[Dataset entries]
══════════════════════════════

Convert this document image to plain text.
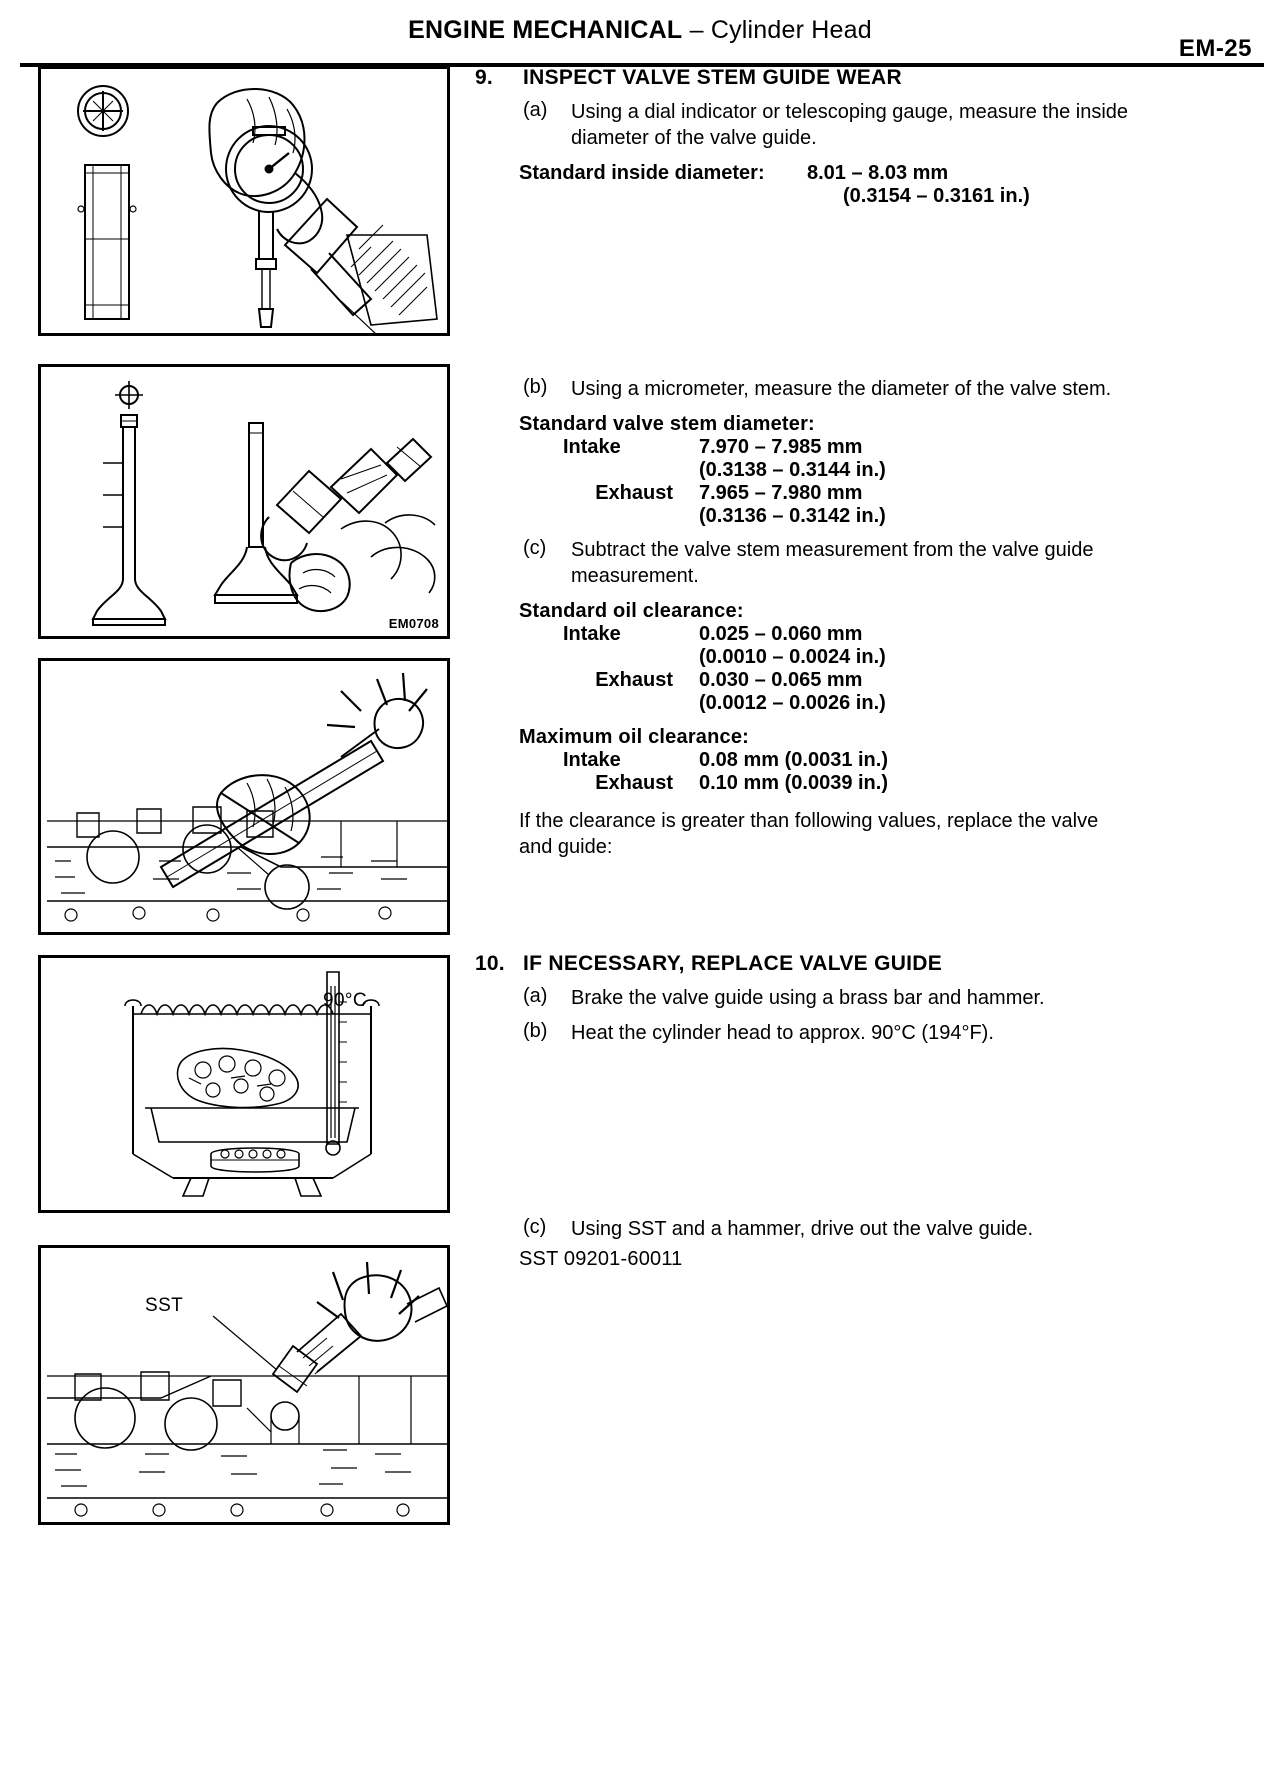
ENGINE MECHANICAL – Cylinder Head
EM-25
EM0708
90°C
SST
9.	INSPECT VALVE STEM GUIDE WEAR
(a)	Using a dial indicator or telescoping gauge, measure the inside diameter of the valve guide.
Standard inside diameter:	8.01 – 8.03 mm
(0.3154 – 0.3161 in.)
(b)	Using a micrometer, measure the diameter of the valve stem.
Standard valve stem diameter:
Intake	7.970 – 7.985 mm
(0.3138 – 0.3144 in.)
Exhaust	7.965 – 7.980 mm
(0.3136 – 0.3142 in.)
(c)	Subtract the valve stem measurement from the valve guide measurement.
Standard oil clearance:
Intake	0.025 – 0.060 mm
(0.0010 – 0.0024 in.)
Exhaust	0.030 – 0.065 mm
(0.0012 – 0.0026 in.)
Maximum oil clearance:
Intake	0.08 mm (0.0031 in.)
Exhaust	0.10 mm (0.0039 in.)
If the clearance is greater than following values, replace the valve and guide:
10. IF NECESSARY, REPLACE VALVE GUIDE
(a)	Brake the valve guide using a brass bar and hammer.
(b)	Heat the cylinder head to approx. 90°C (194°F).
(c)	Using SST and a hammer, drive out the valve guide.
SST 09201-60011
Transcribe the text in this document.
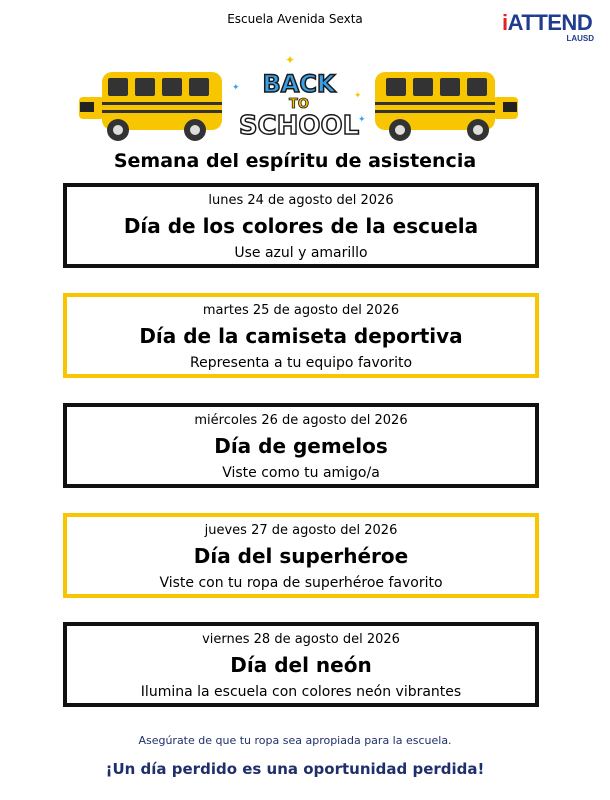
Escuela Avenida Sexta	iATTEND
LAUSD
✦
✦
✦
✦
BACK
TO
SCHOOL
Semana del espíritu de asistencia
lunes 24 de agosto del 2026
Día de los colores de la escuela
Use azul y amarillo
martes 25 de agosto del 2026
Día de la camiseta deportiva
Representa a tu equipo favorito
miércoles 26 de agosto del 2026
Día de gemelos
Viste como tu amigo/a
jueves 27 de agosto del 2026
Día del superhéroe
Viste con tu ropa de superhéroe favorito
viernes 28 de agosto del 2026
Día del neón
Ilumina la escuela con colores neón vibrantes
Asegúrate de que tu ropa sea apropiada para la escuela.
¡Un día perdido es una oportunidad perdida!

══════════════════════════════

#### [GIVEN TASK]
Print every entry above again without changing a word, and omit the pictures.

#### [FINAL ANSWER]
Convert this document image to plain text.
ENGINE MECHANICAL – Cylinder Head
EM-25
EM0708
90°C
SST
9.	INSPECT VALVE STEM GUIDE WEAR
(a)	Using a dial indicator or telescoping gauge, measure the inside diameter of the valve guide.
Standard inside diameter:	8.01 – 8.03 mm
(0.3154 – 0.3161 in.)
(b)	Using a micrometer, measure the diameter of the valve stem.
Standard valve stem diameter:
Intake	7.970 – 7.985 mm
(0.3138 – 0.3144 in.)
Exhaust	7.965 – 7.980 mm
(0.3136 – 0.3142 in.)
(c)	Subtract the valve stem measurement from the valve guide measurement.
Standard oil clearance:
Intake	0.025 – 0.060 mm
(0.0010 – 0.0024 in.)
Exhaust	0.030 – 0.065 mm
(0.0012 – 0.0026 in.)
Maximum oil clearance:
Intake	0.08 mm (0.0031 in.)
Exhaust	0.10 mm (0.0039 in.)
If the clearance is greater than following values, replace the valve and guide:
10. IF NECESSARY, REPLACE VALVE GUIDE
(a)	Brake the valve guide using a brass bar and hammer.
(b)	Heat the cylinder head to approx. 90°C (194°F).
(c)	Using SST and a hammer, drive out the valve guide.
SST 09201-60011
Transcribe the text in this document.
Escuela Avenida Sexta	iATTEND
LAUSD
✦
✦
✦
✦
BACK
TO
SCHOOL
Semana del espíritu de asistencia
lunes 24 de agosto del 2026
Día de los colores de la escuela
Use azul y amarillo
martes 25 de agosto del 2026
Día de la camiseta deportiva
Representa a tu equipo favorito
miércoles 26 de agosto del 2026
Día de gemelos
Viste como tu amigo/a
jueves 27 de agosto del 2026
Día del superhéroe
Viste con tu ropa de superhéroe favorito
viernes 28 de agosto del 2026
Día del neón
Ilumina la escuela con colores neón vibrantes
Asegúrate de que tu ropa sea apropiada para la escuela.
¡Un día perdido es una oportunidad perdida!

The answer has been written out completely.